Reproduce verbatim the rows from the first one through the line containing "- day-info: Sunrise: 7:45", including both ends.

[Element and coordinate records]
##############################

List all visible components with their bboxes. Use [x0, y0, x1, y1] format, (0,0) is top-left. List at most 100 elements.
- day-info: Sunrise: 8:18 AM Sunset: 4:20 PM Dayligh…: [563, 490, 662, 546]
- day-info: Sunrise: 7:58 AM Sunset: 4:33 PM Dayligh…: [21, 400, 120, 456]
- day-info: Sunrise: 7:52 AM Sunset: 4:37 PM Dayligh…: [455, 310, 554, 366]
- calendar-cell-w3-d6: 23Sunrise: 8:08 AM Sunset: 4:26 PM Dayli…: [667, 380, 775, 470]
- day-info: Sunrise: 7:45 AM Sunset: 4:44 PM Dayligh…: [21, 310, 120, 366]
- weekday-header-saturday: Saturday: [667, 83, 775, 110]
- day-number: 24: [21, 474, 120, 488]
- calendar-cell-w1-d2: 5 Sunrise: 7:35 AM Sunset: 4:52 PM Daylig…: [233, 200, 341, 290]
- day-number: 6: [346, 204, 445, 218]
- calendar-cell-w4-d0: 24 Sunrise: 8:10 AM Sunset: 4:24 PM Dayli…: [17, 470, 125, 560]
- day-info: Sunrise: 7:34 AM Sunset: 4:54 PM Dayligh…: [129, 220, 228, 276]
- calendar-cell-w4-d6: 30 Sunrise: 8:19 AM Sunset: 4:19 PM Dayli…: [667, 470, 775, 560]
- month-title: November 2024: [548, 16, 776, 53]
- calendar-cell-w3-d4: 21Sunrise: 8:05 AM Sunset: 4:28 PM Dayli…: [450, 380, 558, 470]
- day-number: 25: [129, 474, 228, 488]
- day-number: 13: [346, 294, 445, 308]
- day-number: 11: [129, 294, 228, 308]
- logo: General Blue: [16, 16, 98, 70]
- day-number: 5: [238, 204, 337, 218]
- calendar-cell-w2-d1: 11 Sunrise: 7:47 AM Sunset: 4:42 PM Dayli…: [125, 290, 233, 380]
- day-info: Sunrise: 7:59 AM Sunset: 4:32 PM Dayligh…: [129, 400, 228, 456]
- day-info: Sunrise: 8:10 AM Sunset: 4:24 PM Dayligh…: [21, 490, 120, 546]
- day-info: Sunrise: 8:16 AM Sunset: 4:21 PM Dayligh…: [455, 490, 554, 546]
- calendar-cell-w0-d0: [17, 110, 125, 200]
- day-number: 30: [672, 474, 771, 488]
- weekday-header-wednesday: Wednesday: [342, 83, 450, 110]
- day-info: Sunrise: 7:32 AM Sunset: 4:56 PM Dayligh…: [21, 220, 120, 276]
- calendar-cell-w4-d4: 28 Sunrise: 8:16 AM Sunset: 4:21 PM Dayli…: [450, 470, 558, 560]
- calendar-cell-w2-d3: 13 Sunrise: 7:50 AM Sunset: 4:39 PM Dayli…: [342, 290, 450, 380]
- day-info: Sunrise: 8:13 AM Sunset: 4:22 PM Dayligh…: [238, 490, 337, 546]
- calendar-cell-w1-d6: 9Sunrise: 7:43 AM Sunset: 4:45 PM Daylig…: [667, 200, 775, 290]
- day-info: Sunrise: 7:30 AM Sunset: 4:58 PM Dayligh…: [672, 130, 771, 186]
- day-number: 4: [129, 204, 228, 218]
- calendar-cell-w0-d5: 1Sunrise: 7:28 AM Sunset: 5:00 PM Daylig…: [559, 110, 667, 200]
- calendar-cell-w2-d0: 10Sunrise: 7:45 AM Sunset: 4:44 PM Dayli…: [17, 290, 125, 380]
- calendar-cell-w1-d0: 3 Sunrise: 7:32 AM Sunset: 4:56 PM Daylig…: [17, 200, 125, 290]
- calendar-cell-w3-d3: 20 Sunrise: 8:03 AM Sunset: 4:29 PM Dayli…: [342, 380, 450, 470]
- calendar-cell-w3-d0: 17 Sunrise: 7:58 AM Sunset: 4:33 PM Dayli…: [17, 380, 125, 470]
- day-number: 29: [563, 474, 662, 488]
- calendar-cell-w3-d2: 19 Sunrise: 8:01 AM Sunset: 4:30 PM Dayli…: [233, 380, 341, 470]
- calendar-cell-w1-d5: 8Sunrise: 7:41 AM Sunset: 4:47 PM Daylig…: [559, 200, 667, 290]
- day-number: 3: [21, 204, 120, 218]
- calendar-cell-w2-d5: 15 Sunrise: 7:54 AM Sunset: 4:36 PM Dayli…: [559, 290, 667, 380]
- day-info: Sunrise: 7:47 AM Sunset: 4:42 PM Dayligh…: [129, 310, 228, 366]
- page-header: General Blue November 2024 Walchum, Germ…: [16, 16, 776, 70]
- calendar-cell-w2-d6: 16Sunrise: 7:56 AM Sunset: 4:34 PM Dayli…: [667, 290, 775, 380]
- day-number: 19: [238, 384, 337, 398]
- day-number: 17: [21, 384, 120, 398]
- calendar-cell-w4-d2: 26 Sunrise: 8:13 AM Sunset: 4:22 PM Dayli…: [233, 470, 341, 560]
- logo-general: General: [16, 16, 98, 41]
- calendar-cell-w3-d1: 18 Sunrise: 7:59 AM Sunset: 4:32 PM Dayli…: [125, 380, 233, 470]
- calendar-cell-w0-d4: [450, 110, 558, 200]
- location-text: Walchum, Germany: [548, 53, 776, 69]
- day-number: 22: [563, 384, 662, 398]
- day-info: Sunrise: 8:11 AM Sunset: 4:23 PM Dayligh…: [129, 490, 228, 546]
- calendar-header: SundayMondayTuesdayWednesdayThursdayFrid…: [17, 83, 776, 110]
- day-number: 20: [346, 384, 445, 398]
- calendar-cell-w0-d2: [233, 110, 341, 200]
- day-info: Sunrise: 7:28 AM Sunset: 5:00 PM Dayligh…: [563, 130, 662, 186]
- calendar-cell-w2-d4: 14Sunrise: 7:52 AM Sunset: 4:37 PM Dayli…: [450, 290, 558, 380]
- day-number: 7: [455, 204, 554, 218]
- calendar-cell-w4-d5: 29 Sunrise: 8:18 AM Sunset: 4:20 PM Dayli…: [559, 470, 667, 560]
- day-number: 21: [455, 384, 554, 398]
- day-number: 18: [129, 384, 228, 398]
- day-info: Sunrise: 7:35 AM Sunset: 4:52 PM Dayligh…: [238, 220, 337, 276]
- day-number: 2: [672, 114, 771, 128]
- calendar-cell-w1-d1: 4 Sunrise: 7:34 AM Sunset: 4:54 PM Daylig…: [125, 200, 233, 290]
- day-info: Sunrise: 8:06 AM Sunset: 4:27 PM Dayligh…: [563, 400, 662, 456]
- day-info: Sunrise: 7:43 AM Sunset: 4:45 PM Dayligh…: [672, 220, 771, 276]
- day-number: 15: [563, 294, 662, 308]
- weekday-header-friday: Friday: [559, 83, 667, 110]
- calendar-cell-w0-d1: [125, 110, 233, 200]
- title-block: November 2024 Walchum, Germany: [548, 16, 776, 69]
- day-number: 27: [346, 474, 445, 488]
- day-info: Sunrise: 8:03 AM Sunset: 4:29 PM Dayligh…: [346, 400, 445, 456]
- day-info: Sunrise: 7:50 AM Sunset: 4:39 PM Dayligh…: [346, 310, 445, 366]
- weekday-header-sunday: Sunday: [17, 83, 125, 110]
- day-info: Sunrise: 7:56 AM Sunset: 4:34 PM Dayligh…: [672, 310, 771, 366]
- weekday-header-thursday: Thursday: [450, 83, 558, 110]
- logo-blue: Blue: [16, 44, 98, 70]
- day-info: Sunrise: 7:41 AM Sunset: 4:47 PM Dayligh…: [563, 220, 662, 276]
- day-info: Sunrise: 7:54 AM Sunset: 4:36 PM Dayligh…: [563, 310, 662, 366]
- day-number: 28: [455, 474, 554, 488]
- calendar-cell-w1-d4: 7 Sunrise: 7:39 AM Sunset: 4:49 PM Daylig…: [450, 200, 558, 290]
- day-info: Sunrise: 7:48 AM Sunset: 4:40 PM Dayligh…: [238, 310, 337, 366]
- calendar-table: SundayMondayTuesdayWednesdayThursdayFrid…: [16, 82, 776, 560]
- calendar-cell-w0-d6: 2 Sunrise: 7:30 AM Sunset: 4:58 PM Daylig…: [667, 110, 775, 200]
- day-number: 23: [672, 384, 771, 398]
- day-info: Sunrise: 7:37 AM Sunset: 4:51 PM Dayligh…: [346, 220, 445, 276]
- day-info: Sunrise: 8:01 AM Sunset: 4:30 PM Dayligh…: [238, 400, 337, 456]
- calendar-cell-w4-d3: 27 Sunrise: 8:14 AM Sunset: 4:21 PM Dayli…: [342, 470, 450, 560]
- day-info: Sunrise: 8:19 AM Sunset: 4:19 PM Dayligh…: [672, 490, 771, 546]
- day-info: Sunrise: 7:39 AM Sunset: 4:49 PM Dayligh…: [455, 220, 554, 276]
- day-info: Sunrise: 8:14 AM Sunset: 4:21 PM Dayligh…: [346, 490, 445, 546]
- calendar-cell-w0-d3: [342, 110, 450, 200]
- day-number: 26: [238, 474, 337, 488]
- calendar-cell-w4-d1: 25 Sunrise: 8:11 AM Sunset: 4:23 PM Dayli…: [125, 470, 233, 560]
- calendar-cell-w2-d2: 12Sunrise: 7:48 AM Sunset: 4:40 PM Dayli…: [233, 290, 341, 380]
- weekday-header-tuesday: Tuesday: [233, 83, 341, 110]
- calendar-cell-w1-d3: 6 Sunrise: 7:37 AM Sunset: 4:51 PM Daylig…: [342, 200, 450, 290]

##############################

EXERCISE OUTPUT:
List all visible components with their bboxes. Use [x0, y0, x1, y1] format, (0,0) is top-left. List at most 100 elements.
- day-info: Sunrise: 8:18 AM Sunset: 4:20 PM Dayligh…: [563, 490, 662, 546]
- day-info: Sunrise: 7:58 AM Sunset: 4:33 PM Dayligh…: [21, 400, 120, 456]
- day-info: Sunrise: 7:52 AM Sunset: 4:37 PM Dayligh…: [455, 310, 554, 366]
- calendar-cell-w3-d6: 23Sunrise: 8:08 AM Sunset: 4:26 PM Dayli…: [667, 380, 775, 470]
- day-info: Sunrise: 7:45 AM Sunset: 4:44 PM Dayligh…: [21, 310, 120, 366]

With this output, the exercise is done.